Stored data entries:
....

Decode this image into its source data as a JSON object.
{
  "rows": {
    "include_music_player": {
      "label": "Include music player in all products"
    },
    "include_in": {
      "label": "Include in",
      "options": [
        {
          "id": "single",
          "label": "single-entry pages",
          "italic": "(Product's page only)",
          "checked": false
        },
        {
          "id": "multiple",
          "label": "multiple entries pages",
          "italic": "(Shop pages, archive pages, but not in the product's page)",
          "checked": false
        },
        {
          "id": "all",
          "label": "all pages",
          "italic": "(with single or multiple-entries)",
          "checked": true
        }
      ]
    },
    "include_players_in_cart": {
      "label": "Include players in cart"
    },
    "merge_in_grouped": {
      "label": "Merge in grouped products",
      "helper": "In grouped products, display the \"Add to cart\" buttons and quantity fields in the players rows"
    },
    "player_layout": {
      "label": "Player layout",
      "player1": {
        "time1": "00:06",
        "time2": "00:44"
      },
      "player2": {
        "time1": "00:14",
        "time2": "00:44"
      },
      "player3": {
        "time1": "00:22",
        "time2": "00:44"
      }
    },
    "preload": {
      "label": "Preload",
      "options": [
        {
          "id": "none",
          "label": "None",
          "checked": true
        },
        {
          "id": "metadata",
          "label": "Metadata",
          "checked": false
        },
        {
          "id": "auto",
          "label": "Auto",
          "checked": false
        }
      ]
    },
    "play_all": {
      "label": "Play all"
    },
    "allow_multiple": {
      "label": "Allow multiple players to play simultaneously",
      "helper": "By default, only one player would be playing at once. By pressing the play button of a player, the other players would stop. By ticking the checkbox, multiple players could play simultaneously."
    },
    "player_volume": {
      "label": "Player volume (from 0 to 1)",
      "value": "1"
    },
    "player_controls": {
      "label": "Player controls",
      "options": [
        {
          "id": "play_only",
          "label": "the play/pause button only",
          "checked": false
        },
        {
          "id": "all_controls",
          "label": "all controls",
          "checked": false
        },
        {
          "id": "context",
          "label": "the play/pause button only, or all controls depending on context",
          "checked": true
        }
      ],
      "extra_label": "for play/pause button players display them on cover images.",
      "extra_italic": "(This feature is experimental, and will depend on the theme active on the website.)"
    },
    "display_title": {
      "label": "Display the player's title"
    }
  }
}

....

**EXERCISE AIM:**
Repeat the entries shown above, every one, word for word.

**FINAL RESULT:**
Decode this image into its source data as a JSON object.
{
  "rows": {
    "include_music_player": {
      "label": "Include music player in all products"
    },
    "include_in": {
      "label": "Include in",
      "options": [
        {
          "id": "single",
          "label": "single-entry pages",
          "italic": "(Product's page only)",
          "checked": false
        },
        {
          "id": "multiple",
          "label": "multiple entries pages",
          "italic": "(Shop pages, archive pages, but not in the product's page)",
          "checked": false
        },
        {
          "id": "all",
          "label": "all pages",
          "italic": "(with single or multiple-entries)",
          "checked": true
        }
      ]
    },
    "include_players_in_cart": {
      "label": "Include players in cart"
    },
    "merge_in_grouped": {
      "label": "Merge in grouped products",
      "helper": "In grouped products, display the \"Add to cart\" buttons and quantity fields in the players rows"
    },
    "player_layout": {
      "label": "Player layout",
      "player1": {
        "time1": "00:06",
        "time2": "00:44"
      },
      "player2": {
        "time1": "00:14",
        "time2": "00:44"
      },
      "player3": {
        "time1": "00:22",
        "time2": "00:44"
      }
    },
    "preload": {
      "label": "Preload",
      "options": [
        {
          "id": "none",
          "label": "None",
          "checked": true
        },
        {
          "id": "metadata",
          "label": "Metadata",
          "checked": false
        },
        {
          "id": "auto",
          "label": "Auto",
          "checked": false
        }
      ]
    },
    "play_all": {
      "label": "Play all"
    },
    "allow_multiple": {
      "label": "Allow multiple players to play simultaneously",
      "helper": "By default, only one player would be playing at once. By pressing the play button of a player, the other players would stop. By ticking the checkbox, multiple players could play simultaneously."
    },
    "player_volume": {
      "label": "Player volume (from 0 to 1)",
      "value": "1"
    },
    "player_controls": {
      "label": "Player controls",
      "options": [
        {
          "id": "play_only",
          "label": "the play/pause button only",
          "checked": false
        },
        {
          "id": "all_controls",
          "label": "all controls",
          "checked": false
        },
        {
          "id": "context",
          "label": "the play/pause button only, or all controls depending on context",
          "checked": true
        }
      ],
      "extra_label": "for play/pause button players display them on cover images.",
      "extra_italic": "(This feature is experimental, and will depend on the theme active on the website.)"
    },
    "display_title": {
      "label": "Display the player's title"
    }
  }
}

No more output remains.